Given request ::
Omit the pictures and output every entry below exactly as written.

+++ Supplied records +++

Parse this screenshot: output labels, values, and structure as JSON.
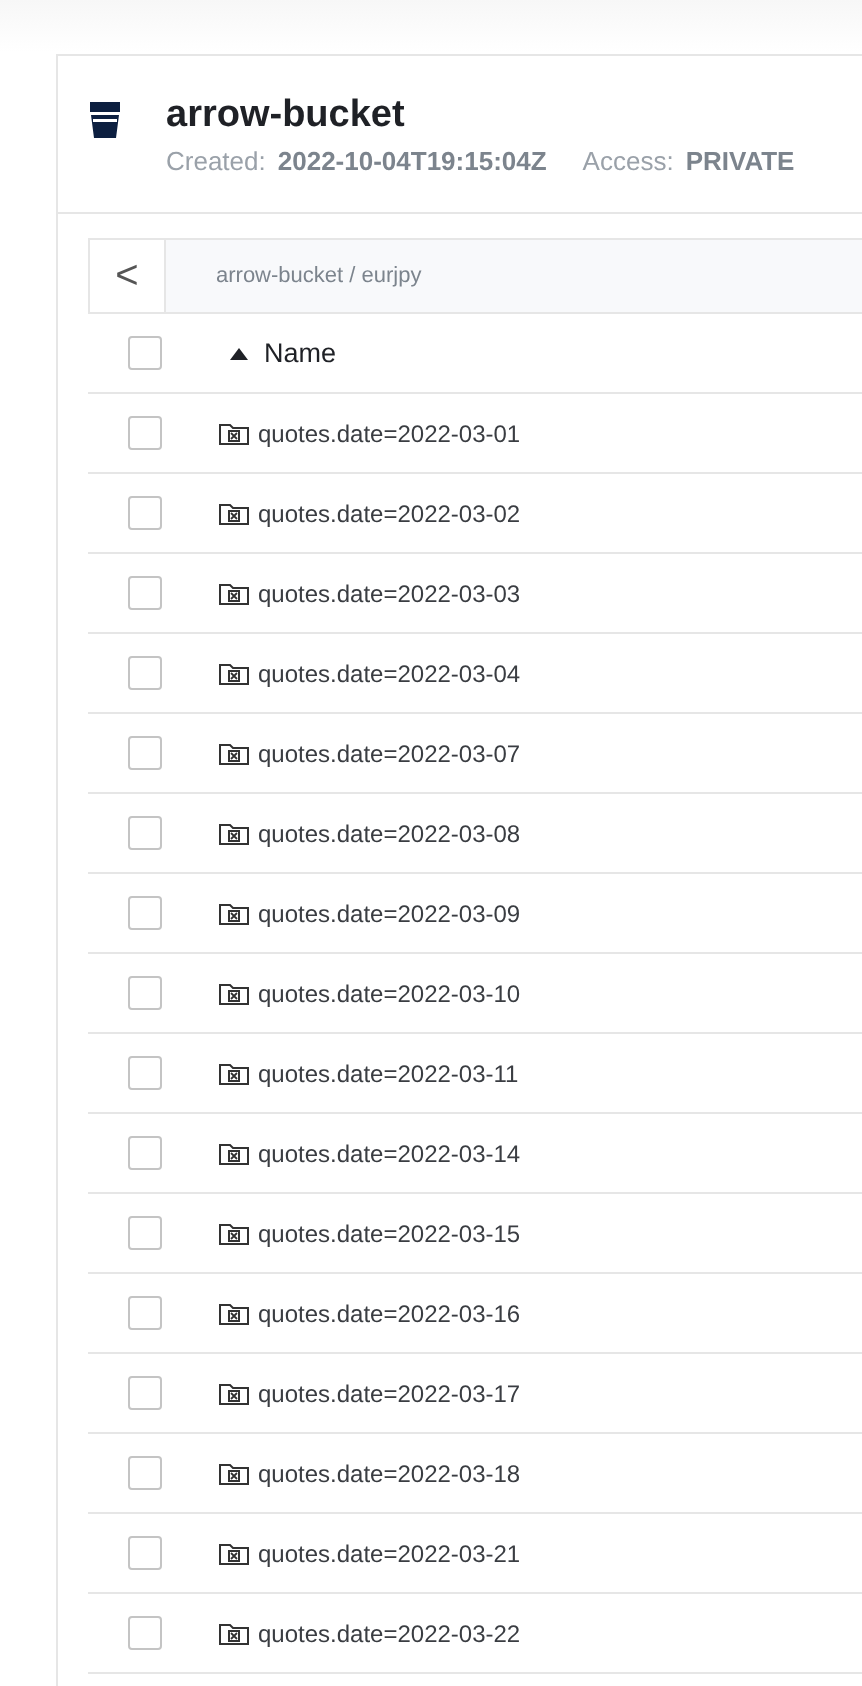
{
  "bucket": {
    "name": "arrow-bucket",
    "created_label": "Created:",
    "created": "2022-10-04T19:15:04Z",
    "access_label": "Access:",
    "access": "PRIVATE"
  },
  "breadcrumb": {
    "back": "<",
    "path": "arrow-bucket / eurjpy"
  },
  "table": {
    "header": {
      "label": "Name",
      "sorted_ascending": true,
      "checked": false
    },
    "rows": [
      {
        "name": "quotes.date=2022-03-01",
        "checked": false
      },
      {
        "name": "quotes.date=2022-03-02",
        "checked": false
      },
      {
        "name": "quotes.date=2022-03-03",
        "checked": false
      },
      {
        "name": "quotes.date=2022-03-04",
        "checked": false
      },
      {
        "name": "quotes.date=2022-03-07",
        "checked": false
      },
      {
        "name": "quotes.date=2022-03-08",
        "checked": false
      },
      {
        "name": "quotes.date=2022-03-09",
        "checked": false
      },
      {
        "name": "quotes.date=2022-03-10",
        "checked": false
      },
      {
        "name": "quotes.date=2022-03-11",
        "checked": false
      },
      {
        "name": "quotes.date=2022-03-14",
        "checked": false
      },
      {
        "name": "quotes.date=2022-03-15",
        "checked": false
      },
      {
        "name": "quotes.date=2022-03-16",
        "checked": false
      },
      {
        "name": "quotes.date=2022-03-17",
        "checked": false
      },
      {
        "name": "quotes.date=2022-03-18",
        "checked": false
      },
      {
        "name": "quotes.date=2022-03-21",
        "checked": false
      },
      {
        "name": "quotes.date=2022-03-22",
        "checked": false
      }
    ]
  }
}
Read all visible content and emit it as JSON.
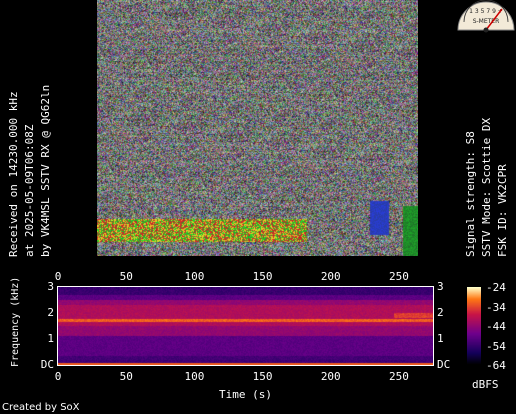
{
  "left_caption": {
    "line1": "Received on  14230.000 kHz",
    "line2": "at 2025-05-09T06:08Z",
    "line3": "by VK4MSL SSTV RX @ QG62ln"
  },
  "right_caption": {
    "line1": "Signal strength: S8",
    "line2": "SSTV Mode: Scottie DX",
    "line3": "FSK ID: VK2CPR"
  },
  "s_meter": {
    "scale_text": "1 3 5 7 9 +",
    "label": "S-METER",
    "reading": "S8"
  },
  "spectrogram": {
    "x_ticks": [
      "0",
      "50",
      "100",
      "150",
      "200",
      "250"
    ],
    "x_tick_values": [
      0,
      50,
      100,
      150,
      200,
      250
    ],
    "x_max": 275,
    "y_ticks_left": [
      "3",
      "2",
      "1",
      "DC"
    ],
    "y_ticks_right": [
      "3",
      "2",
      "1",
      "DC"
    ],
    "y_tick_values": [
      3,
      2,
      1,
      0
    ],
    "xlabel": "Time (s)",
    "ylabel": "Frequency (kHz)"
  },
  "colorbar": {
    "ticks": [
      "-24",
      "-34",
      "-44",
      "-54",
      "-64"
    ],
    "tick_values": [
      -24,
      -34,
      -44,
      -54,
      -64
    ],
    "unit": "dBFS"
  },
  "credit": "Created by SoX",
  "colors": {
    "background": "#000000",
    "spectro_low": "#1a0060",
    "spectro_mid": "#c0104a",
    "spectro_high": "#ffe070",
    "tone_line": "#ff1a1a"
  }
}
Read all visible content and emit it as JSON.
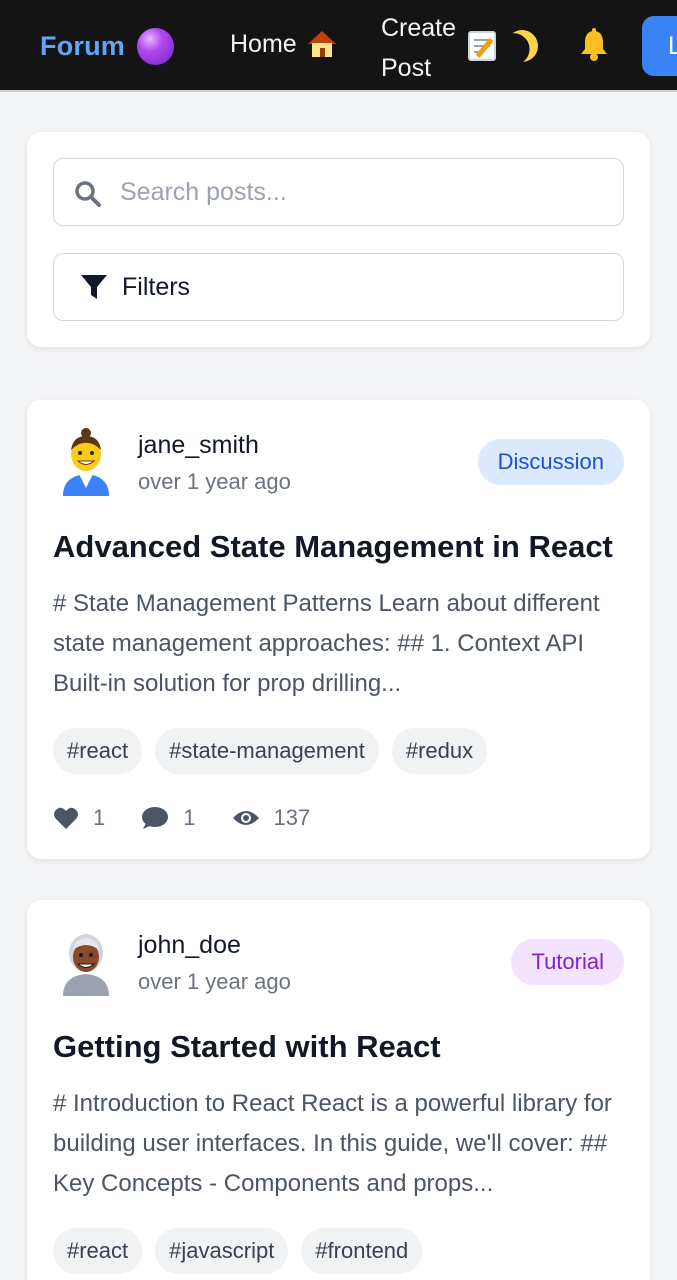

+++

In response ::
Parse this screenshot: output labels, values, and structure as JSON.
{
  "bucket": {
    "name": "arrow-bucket",
    "created_label": "Created:",
    "created": "2022-10-04T19:15:04Z",
    "access_label": "Access:",
    "access": "PRIVATE"
  },
  "breadcrumb": {
    "back": "<",
    "path": "arrow-bucket / eurjpy"
  },
  "table": {
    "header": {
      "label": "Name",
      "sorted_ascending": true,
      "checked": false
    },
    "rows": [
      {
        "name": "quotes.date=2022-03-01",
        "checked": false
      },
      {
        "name": "quotes.date=2022-03-02",
        "checked": false
      },
      {
        "name": "quotes.date=2022-03-03",
        "checked": false
      },
      {
        "name": "quotes.date=2022-03-04",
        "checked": false
      },
      {
        "name": "quotes.date=2022-03-07",
        "checked": false
      },
      {
        "name": "quotes.date=2022-03-08",
        "checked": false
      },
      {
        "name": "quotes.date=2022-03-09",
        "checked": false
      },
      {
        "name": "quotes.date=2022-03-10",
        "checked": false
      },
      {
        "name": "quotes.date=2022-03-11",
        "checked": false
      },
      {
        "name": "quotes.date=2022-03-14",
        "checked": false
      },
      {
        "name": "quotes.date=2022-03-15",
        "checked": false
      },
      {
        "name": "quotes.date=2022-03-16",
        "checked": false
      },
      {
        "name": "quotes.date=2022-03-17",
        "checked": false
      },
      {
        "name": "quotes.date=2022-03-18",
        "checked": false
      },
      {
        "name": "quotes.date=2022-03-21",
        "checked": false
      },
      {
        "name": "quotes.date=2022-03-22",
        "checked": false
      }
    ]
  }
}
Read all visible content and emit it as JSON.
{
  "left_caption": {
    "line1": "Received on  14230.000 kHz",
    "line2": "at 2025-05-09T06:08Z",
    "line3": "by VK4MSL SSTV RX @ QG62ln"
  },
  "right_caption": {
    "line1": "Signal strength: S8",
    "line2": "SSTV Mode: Scottie DX",
    "line3": "FSK ID: VK2CPR"
  },
  "s_meter": {
    "scale_text": "1 3 5 7 9 +",
    "label": "S-METER",
    "reading": "S8"
  },
  "spectrogram": {
    "x_ticks": [
      "0",
      "50",
      "100",
      "150",
      "200",
      "250"
    ],
    "x_tick_values": [
      0,
      50,
      100,
      150,
      200,
      250
    ],
    "x_max": 275,
    "y_ticks_left": [
      "3",
      "2",
      "1",
      "DC"
    ],
    "y_ticks_right": [
      "3",
      "2",
      "1",
      "DC"
    ],
    "y_tick_values": [
      3,
      2,
      1,
      0
    ],
    "xlabel": "Time (s)",
    "ylabel": "Frequency (kHz)"
  },
  "colorbar": {
    "ticks": [
      "-24",
      "-34",
      "-44",
      "-54",
      "-64"
    ],
    "tick_values": [
      -24,
      -34,
      -44,
      -54,
      -64
    ],
    "unit": "dBFS"
  },
  "credit": "Created by SoX",
  "colors": {
    "background": "#000000",
    "spectro_low": "#1a0060",
    "spectro_mid": "#c0104a",
    "spectro_high": "#ffe070",
    "tone_line": "#ff1a1a"
  }
}
Read all visible content and emit it as JSON.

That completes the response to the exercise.